» **Stated goal**: Look through the records below and give the number of lines holding the string "الساعة", nothing more.

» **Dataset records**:
*****

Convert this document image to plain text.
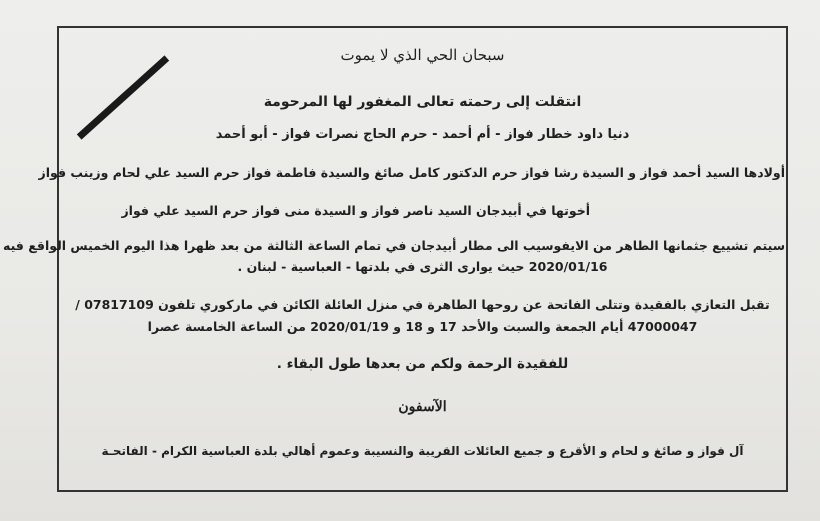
سبحان الحي الذي لا يموت
انتقلت إلى رحمته تعالى المغفور لها المرحومة
دنيا داود خطار فواز - أم أحمد - حرم الحاج نصرات فواز - أبو أحمد
أولادها السيد أحمد فواز و السيدة رشا فواز حرم الدكتور كامل صائغ والسيدة فاطمة فواز حرم السيد علي لحام وزينب فواز
أخوتها في أبيدجان السيد ناصر فواز و السيدة منى فواز حرم السيد علي فواز
سيتم تشييع جثمانها الطاهر من الايفوسيب الى مطار أبيدجان في تمام الساعة الثالثة من بعد ظهرا هذا اليوم الخميس الواقع فيه
2020/01/16 حيث يوارى الثرى في بلدتها - العباسية - لبنان .
تقبل التعازي بالفقيدة وتتلى الفاتحة عن روحها الطاهرة في منزل العائلة الكائن في ماركوري تلفون 07817109 /
47000047 أيام الجمعة والسبت والأحد 17 و 18 و 2020/01/19 من الساعة الخامسة عصرا
للفقيدة الرحمة ولكم من بعدها طول البقاء .
الآسفون
آل فواز و صائغ و لحام و الأقرع و جميع العائلات القريبة والنسيبة وعموم أهالي بلدة العباسية الكرام - الفاتحـة
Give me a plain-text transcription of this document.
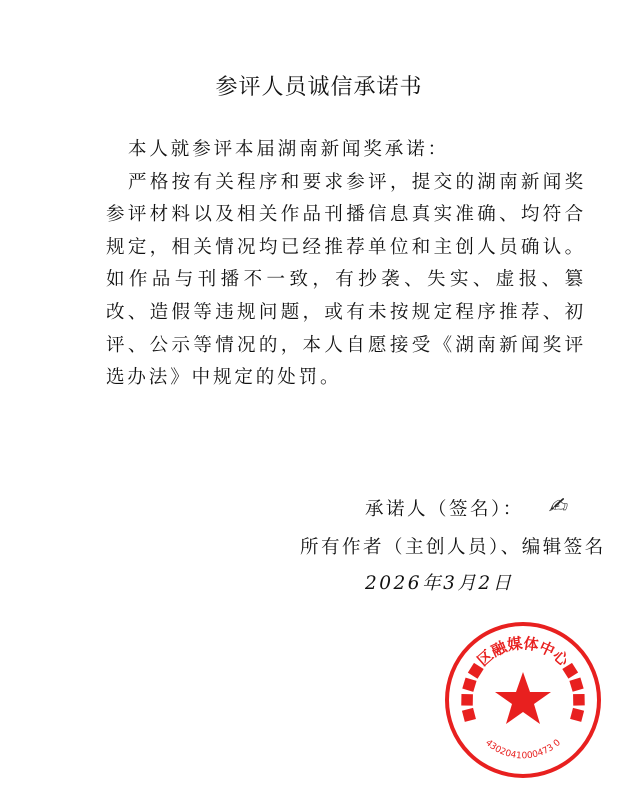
参评人员诚信承诺书

本人就参评本届湖南新闻奖承诺：

严格按有关程序和要求参评，提交的湖南新闻奖参评材料以及相关作品刊播信息真实准确、均符合规定，相关情况均已经推荐单位和主创人员确认。如作品与刊播不一致，有抄袭、失实、虚报、篡改、造假等违规问题，或有未按规定程序推荐、初评、公示等情况的，本人自愿接受《湖南新闻奖评选办法》中规定的处罚。

承诺人（签名）： ✍︎
所有作者（主创人员）、编辑签名
2026年3月2日
■■■■区融媒体中心■■■■
4302041000473 0
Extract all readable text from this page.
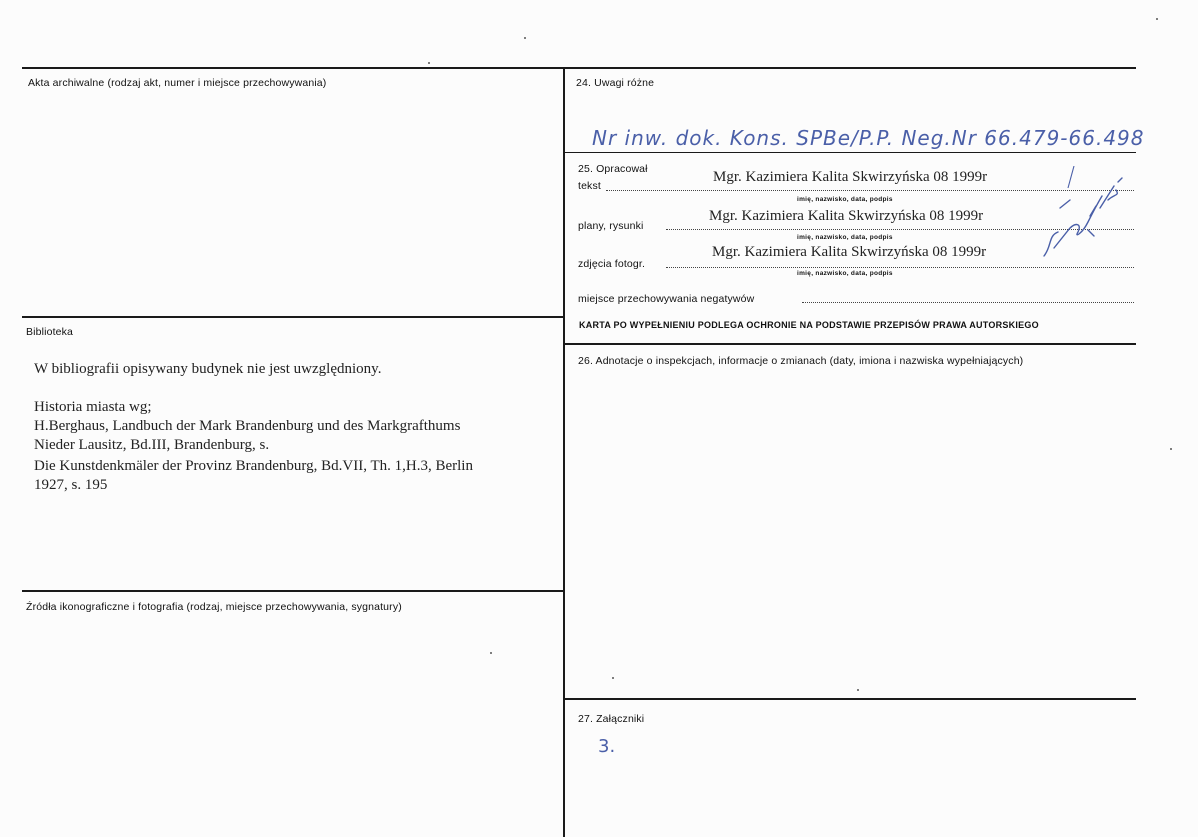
Akta archiwalne (rodzaj akt, numer i miejsce przechowywania)
Biblioteka
W bibliografii opisywany budynek nie jest uwzględniony.
Historia miasta wg;
H.Berghaus, Landbuch der Mark Brandenburg und des Markgrafthums
Nieder Lausitz, Bd.III, Brandenburg, s.
Die Kunstdenkmäler der Provinz Brandenburg, Bd.VII, Th. 1,H.3, Berlin
1927, s. 195
Źródła ikonograficzne i fotografia (rodzaj, miejsce przechowywania, sygnatury)
24. Uwagi różne
Nr inw. dok. Kons. SPBe/P.P. Neg.Nr 66.479-66.498
25. Opracował
tekst
Mgr. Kazimiera Kalita Skwirzyńska 08 1999r
imię, nazwisko, data, podpis
plany, rysunki
Mgr. Kazimiera Kalita Skwirzyńska 08 1999r
imię, nazwisko, data, podpis
zdjęcia fotogr.
Mgr. Kazimiera Kalita Skwirzyńska 08 1999r
imię, nazwisko, data, podpis
miejsce przechowywania negatywów
KARTA PO WYPEŁNIENIU PODLEGA OCHRONIE NA PODSTAWIE PRZEPISÓW PRAWA AUTORSKIEGO
26. Adnotacje o inspekcjach, informacje o zmianach (daty, imiona i nazwiska wypełniających)
27. Załączniki
3.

*****

» **Final result**: 2